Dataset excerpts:
···

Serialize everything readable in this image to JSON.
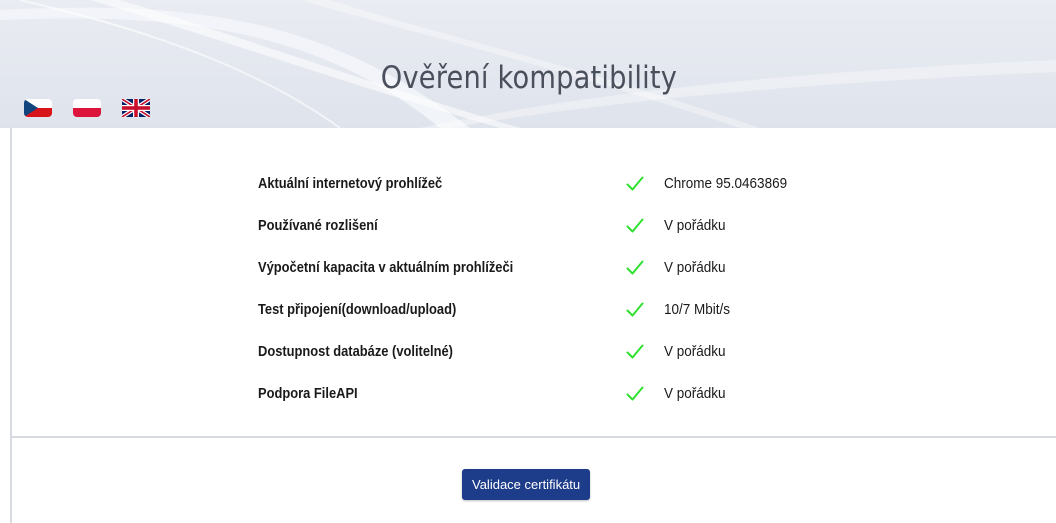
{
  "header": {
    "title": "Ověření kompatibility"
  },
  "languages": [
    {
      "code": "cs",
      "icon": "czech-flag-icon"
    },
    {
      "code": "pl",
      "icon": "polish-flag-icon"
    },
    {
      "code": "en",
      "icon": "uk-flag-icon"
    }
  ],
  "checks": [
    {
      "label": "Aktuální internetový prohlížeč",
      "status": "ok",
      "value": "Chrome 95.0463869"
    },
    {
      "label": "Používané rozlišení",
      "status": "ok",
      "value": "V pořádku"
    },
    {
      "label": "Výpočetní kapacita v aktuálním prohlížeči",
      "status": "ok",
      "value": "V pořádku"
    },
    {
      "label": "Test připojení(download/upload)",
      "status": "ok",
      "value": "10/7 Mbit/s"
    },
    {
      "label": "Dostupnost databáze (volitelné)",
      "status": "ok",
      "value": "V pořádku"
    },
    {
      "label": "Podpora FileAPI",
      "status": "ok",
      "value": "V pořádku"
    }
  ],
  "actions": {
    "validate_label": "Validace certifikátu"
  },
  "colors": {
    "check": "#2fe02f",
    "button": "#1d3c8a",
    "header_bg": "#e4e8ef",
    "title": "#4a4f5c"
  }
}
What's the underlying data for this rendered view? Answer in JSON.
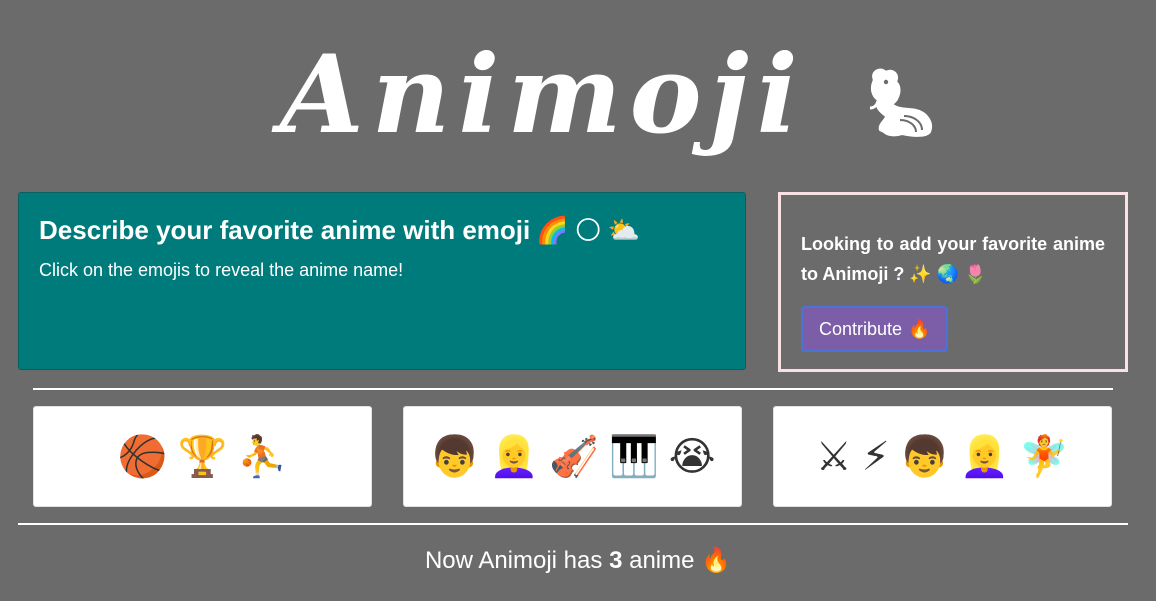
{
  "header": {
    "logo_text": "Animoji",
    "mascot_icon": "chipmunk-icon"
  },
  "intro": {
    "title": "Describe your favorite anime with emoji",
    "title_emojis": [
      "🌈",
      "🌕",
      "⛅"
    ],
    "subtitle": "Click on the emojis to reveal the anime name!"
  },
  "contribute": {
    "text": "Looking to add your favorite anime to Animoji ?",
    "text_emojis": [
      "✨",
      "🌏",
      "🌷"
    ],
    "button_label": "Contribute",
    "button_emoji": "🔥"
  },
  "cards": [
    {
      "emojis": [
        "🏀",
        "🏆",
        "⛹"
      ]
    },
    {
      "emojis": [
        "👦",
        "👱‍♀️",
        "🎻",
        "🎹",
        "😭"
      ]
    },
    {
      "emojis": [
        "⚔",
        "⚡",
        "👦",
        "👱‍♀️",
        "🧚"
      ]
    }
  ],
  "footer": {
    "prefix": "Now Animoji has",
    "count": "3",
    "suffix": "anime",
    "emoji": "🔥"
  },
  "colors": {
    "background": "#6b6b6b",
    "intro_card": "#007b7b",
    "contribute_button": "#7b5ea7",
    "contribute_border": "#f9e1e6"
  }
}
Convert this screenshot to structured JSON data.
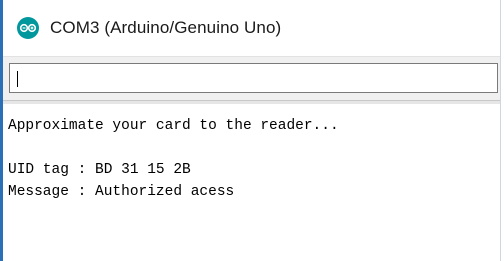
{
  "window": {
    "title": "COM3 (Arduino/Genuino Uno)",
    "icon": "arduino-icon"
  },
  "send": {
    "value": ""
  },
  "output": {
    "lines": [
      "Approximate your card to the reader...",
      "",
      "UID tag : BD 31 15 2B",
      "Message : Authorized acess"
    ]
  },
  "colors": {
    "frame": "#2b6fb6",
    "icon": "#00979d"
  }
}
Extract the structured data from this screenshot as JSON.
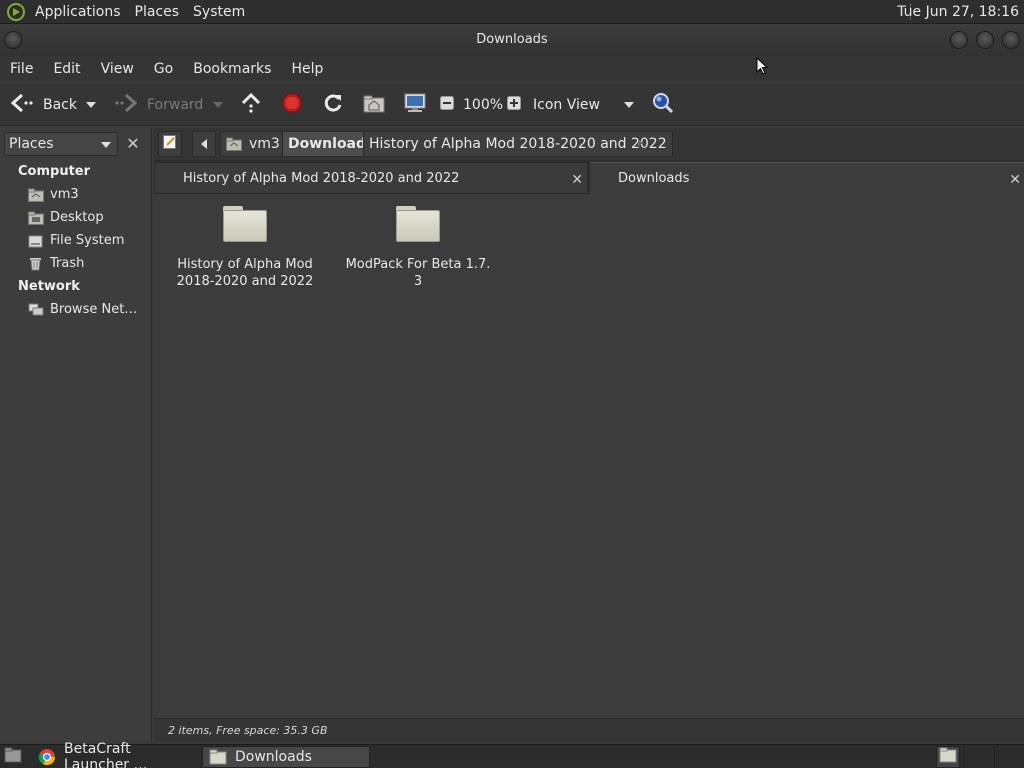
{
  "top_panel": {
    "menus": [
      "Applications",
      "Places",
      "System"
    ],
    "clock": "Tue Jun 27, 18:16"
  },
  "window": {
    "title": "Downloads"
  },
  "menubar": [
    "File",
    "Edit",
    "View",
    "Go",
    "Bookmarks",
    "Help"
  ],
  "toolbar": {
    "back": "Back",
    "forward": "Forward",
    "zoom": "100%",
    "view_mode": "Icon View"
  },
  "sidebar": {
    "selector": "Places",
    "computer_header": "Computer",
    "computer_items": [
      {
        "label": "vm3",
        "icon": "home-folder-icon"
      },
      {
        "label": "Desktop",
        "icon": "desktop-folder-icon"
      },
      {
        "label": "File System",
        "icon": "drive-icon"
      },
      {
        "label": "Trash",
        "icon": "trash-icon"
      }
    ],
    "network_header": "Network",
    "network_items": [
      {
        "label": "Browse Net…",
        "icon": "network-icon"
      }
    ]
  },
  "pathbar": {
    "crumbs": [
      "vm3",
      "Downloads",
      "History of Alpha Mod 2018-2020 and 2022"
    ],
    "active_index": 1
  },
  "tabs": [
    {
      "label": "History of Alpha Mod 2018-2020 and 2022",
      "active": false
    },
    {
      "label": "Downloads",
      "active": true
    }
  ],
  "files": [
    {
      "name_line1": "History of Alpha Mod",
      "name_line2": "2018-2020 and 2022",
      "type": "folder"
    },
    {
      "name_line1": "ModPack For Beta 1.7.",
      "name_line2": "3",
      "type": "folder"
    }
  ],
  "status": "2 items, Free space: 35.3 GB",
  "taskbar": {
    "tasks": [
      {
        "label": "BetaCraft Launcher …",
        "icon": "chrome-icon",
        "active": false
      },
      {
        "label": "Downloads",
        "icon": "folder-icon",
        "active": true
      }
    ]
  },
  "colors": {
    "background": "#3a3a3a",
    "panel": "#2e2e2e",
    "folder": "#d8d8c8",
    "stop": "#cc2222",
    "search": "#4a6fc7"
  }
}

···

• [TASK BRIEF]
Copy all lines of the listing above that contain the string "your".

• [ANSWER IN FULL]
    "title": "Describe your favorite anime with emoji",
    "text": "Looking to add your favorite anime to Animoji ?",
      "Approximate your card to the reader...",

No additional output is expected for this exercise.